* **GIVEN ENTRIES**:
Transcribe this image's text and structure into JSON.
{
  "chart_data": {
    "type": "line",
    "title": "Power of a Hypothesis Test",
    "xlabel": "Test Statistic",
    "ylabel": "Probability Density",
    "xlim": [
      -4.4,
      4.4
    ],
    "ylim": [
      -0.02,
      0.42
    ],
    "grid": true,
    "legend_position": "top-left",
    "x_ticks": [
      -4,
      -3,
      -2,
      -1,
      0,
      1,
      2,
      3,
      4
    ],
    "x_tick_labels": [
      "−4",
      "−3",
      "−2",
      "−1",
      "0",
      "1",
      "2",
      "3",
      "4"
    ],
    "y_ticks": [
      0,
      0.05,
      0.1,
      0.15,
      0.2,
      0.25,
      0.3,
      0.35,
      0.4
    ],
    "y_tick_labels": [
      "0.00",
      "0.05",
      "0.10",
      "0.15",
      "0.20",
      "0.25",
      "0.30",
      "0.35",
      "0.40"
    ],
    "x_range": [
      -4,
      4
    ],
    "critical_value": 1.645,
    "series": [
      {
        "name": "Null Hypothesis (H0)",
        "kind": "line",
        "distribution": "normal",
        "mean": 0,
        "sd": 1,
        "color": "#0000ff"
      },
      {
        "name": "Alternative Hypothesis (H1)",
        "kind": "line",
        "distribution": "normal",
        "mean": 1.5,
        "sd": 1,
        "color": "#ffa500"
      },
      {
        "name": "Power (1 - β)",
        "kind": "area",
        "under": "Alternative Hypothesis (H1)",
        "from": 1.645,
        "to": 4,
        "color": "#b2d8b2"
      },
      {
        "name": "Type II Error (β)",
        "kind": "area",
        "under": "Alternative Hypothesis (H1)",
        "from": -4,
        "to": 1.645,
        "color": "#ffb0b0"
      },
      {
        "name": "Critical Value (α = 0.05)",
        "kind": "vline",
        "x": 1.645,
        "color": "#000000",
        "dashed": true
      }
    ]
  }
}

* **SHORT EXERCISE**:
Type the material above out again, exactly.

* **EXERCISE OUTPUT**:
Transcribe this image's text and structure into JSON.
{
  "chart_data": {
    "type": "line",
    "title": "Power of a Hypothesis Test",
    "xlabel": "Test Statistic",
    "ylabel": "Probability Density",
    "xlim": [
      -4.4,
      4.4
    ],
    "ylim": [
      -0.02,
      0.42
    ],
    "grid": true,
    "legend_position": "top-left",
    "x_ticks": [
      -4,
      -3,
      -2,
      -1,
      0,
      1,
      2,
      3,
      4
    ],
    "x_tick_labels": [
      "−4",
      "−3",
      "−2",
      "−1",
      "0",
      "1",
      "2",
      "3",
      "4"
    ],
    "y_ticks": [
      0,
      0.05,
      0.1,
      0.15,
      0.2,
      0.25,
      0.3,
      0.35,
      0.4
    ],
    "y_tick_labels": [
      "0.00",
      "0.05",
      "0.10",
      "0.15",
      "0.20",
      "0.25",
      "0.30",
      "0.35",
      "0.40"
    ],
    "x_range": [
      -4,
      4
    ],
    "critical_value": 1.645,
    "series": [
      {
        "name": "Null Hypothesis (H0)",
        "kind": "line",
        "distribution": "normal",
        "mean": 0,
        "sd": 1,
        "color": "#0000ff"
      },
      {
        "name": "Alternative Hypothesis (H1)",
        "kind": "line",
        "distribution": "normal",
        "mean": 1.5,
        "sd": 1,
        "color": "#ffa500"
      },
      {
        "name": "Power (1 - β)",
        "kind": "area",
        "under": "Alternative Hypothesis (H1)",
        "from": 1.645,
        "to": 4,
        "color": "#b2d8b2"
      },
      {
        "name": "Type II Error (β)",
        "kind": "area",
        "under": "Alternative Hypothesis (H1)",
        "from": -4,
        "to": 1.645,
        "color": "#ffb0b0"
      },
      {
        "name": "Critical Value (α = 0.05)",
        "kind": "vline",
        "x": 1.645,
        "color": "#000000",
        "dashed": true
      }
    ]
  }
}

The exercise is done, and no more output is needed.